What to work on: The listing below should be written out exactly; please include all of it.

Data supplied:
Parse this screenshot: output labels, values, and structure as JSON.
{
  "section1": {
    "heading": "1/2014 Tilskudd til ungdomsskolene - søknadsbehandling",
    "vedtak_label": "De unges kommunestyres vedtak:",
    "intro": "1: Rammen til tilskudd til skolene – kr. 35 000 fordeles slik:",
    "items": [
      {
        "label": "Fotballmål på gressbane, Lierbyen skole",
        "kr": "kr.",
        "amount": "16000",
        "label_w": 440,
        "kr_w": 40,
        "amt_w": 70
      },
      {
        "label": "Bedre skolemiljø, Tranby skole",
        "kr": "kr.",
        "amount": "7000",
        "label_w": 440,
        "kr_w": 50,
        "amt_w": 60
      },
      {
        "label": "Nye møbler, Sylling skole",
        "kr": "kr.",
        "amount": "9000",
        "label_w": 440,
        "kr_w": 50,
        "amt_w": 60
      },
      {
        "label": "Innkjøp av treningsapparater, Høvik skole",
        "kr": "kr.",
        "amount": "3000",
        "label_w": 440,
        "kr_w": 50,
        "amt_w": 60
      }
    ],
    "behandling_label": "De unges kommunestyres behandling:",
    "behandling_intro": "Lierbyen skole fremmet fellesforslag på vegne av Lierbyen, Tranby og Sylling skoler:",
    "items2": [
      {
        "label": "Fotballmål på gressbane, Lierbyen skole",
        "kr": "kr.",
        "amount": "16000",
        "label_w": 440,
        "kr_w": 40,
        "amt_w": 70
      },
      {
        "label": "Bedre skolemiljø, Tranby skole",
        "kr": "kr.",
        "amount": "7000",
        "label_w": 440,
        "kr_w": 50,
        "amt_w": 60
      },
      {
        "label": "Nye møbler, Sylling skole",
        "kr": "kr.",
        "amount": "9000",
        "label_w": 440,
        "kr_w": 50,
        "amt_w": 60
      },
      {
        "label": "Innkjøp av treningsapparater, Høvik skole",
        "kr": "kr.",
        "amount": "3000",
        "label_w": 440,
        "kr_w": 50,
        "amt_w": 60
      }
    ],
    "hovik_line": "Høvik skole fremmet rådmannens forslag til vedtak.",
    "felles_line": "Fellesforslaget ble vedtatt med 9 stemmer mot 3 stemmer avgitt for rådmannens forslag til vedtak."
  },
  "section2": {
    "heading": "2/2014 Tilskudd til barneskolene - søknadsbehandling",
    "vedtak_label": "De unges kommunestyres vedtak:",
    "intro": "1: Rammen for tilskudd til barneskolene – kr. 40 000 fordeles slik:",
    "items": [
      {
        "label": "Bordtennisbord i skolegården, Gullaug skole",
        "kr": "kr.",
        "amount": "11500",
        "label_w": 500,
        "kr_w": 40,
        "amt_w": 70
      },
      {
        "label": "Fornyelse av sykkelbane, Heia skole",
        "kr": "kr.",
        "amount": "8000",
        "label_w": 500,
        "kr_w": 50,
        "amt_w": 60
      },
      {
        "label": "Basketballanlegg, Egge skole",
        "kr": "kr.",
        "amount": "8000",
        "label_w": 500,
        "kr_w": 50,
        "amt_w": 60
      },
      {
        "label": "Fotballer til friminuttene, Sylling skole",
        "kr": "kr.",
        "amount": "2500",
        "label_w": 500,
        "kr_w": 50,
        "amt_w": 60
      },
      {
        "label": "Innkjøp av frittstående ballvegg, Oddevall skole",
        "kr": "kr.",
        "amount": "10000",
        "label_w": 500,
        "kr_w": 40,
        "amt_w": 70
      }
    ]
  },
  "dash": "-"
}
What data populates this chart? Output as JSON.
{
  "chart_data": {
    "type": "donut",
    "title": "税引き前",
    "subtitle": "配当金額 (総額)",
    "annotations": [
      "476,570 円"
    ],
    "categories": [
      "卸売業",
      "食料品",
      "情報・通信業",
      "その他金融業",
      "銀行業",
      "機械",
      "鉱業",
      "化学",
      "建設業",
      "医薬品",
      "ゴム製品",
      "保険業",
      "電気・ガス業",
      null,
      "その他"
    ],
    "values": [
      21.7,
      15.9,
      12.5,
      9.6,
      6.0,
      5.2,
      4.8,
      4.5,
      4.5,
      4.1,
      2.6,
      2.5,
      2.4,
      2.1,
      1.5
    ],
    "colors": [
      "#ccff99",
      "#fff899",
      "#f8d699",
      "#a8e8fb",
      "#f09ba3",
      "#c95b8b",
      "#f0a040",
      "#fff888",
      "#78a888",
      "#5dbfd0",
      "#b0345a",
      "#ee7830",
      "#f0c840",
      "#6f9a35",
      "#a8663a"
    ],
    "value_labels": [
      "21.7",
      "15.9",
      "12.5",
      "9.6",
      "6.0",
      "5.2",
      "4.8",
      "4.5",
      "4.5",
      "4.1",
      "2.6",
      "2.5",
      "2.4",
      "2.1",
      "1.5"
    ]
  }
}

Output below:
Parse this screenshot: output labels, values, and structure as JSON.
{
  "section1": {
    "heading": "1/2014 Tilskudd til ungdomsskolene - søknadsbehandling",
    "vedtak_label": "De unges kommunestyres vedtak:",
    "intro": "1: Rammen til tilskudd til skolene – kr. 35 000 fordeles slik:",
    "items": [
      {
        "label": "Fotballmål på gressbane, Lierbyen skole",
        "kr": "kr.",
        "amount": "16000",
        "label_w": 440,
        "kr_w": 40,
        "amt_w": 70
      },
      {
        "label": "Bedre skolemiljø, Tranby skole",
        "kr": "kr.",
        "amount": "7000",
        "label_w": 440,
        "kr_w": 50,
        "amt_w": 60
      },
      {
        "label": "Nye møbler, Sylling skole",
        "kr": "kr.",
        "amount": "9000",
        "label_w": 440,
        "kr_w": 50,
        "amt_w": 60
      },
      {
        "label": "Innkjøp av treningsapparater, Høvik skole",
        "kr": "kr.",
        "amount": "3000",
        "label_w": 440,
        "kr_w": 50,
        "amt_w": 60
      }
    ],
    "behandling_label": "De unges kommunestyres behandling:",
    "behandling_intro": "Lierbyen skole fremmet fellesforslag på vegne av Lierbyen, Tranby og Sylling skoler:",
    "items2": [
      {
        "label": "Fotballmål på gressbane, Lierbyen skole",
        "kr": "kr.",
        "amount": "16000",
        "label_w": 440,
        "kr_w": 40,
        "amt_w": 70
      },
      {
        "label": "Bedre skolemiljø, Tranby skole",
        "kr": "kr.",
        "amount": "7000",
        "label_w": 440,
        "kr_w": 50,
        "amt_w": 60
      },
      {
        "label": "Nye møbler, Sylling skole",
        "kr": "kr.",
        "amount": "9000",
        "label_w": 440,
        "kr_w": 50,
        "amt_w": 60
      },
      {
        "label": "Innkjøp av treningsapparater, Høvik skole",
        "kr": "kr.",
        "amount": "3000",
        "label_w": 440,
        "kr_w": 50,
        "amt_w": 60
      }
    ],
    "hovik_line": "Høvik skole fremmet rådmannens forslag til vedtak.",
    "felles_line": "Fellesforslaget ble vedtatt med 9 stemmer mot 3 stemmer avgitt for rådmannens forslag til vedtak."
  },
  "section2": {
    "heading": "2/2014 Tilskudd til barneskolene - søknadsbehandling",
    "vedtak_label": "De unges kommunestyres vedtak:",
    "intro": "1: Rammen for tilskudd til barneskolene – kr. 40 000 fordeles slik:",
    "items": [
      {
        "label": "Bordtennisbord i skolegården, Gullaug skole",
        "kr": "kr.",
        "amount": "11500",
        "label_w": 500,
        "kr_w": 40,
        "amt_w": 70
      },
      {
        "label": "Fornyelse av sykkelbane, Heia skole",
        "kr": "kr.",
        "amount": "8000",
        "label_w": 500,
        "kr_w": 50,
        "amt_w": 60
      },
      {
        "label": "Basketballanlegg, Egge skole",
        "kr": "kr.",
        "amount": "8000",
        "label_w": 500,
        "kr_w": 50,
        "amt_w": 60
      },
      {
        "label": "Fotballer til friminuttene, Sylling skole",
        "kr": "kr.",
        "amount": "2500",
        "label_w": 500,
        "kr_w": 50,
        "amt_w": 60
      },
      {
        "label": "Innkjøp av frittstående ballvegg, Oddevall skole",
        "kr": "kr.",
        "amount": "10000",
        "label_w": 500,
        "kr_w": 40,
        "amt_w": 70
      }
    ]
  },
  "dash": "-"
}
What data populates this chart? Output as JSON.
{
  "chart_data": {
    "type": "donut",
    "title": "税引き前",
    "subtitle": "配当金額 (総額)",
    "annotations": [
      "476,570 円"
    ],
    "categories": [
      "卸売業",
      "食料品",
      "情報・通信業",
      "その他金融業",
      "銀行業",
      "機械",
      "鉱業",
      "化学",
      "建設業",
      "医薬品",
      "ゴム製品",
      "保険業",
      "電気・ガス業",
      null,
      "その他"
    ],
    "values": [
      21.7,
      15.9,
      12.5,
      9.6,
      6.0,
      5.2,
      4.8,
      4.5,
      4.5,
      4.1,
      2.6,
      2.5,
      2.4,
      2.1,
      1.5
    ],
    "colors": [
      "#ccff99",
      "#fff899",
      "#f8d699",
      "#a8e8fb",
      "#f09ba3",
      "#c95b8b",
      "#f0a040",
      "#fff888",
      "#78a888",
      "#5dbfd0",
      "#b0345a",
      "#ee7830",
      "#f0c840",
      "#6f9a35",
      "#a8663a"
    ],
    "value_labels": [
      "21.7",
      "15.9",
      "12.5",
      "9.6",
      "6.0",
      "5.2",
      "4.8",
      "4.5",
      "4.5",
      "4.1",
      "2.6",
      "2.5",
      "2.4",
      "2.1",
      "1.5"
    ]
  }
}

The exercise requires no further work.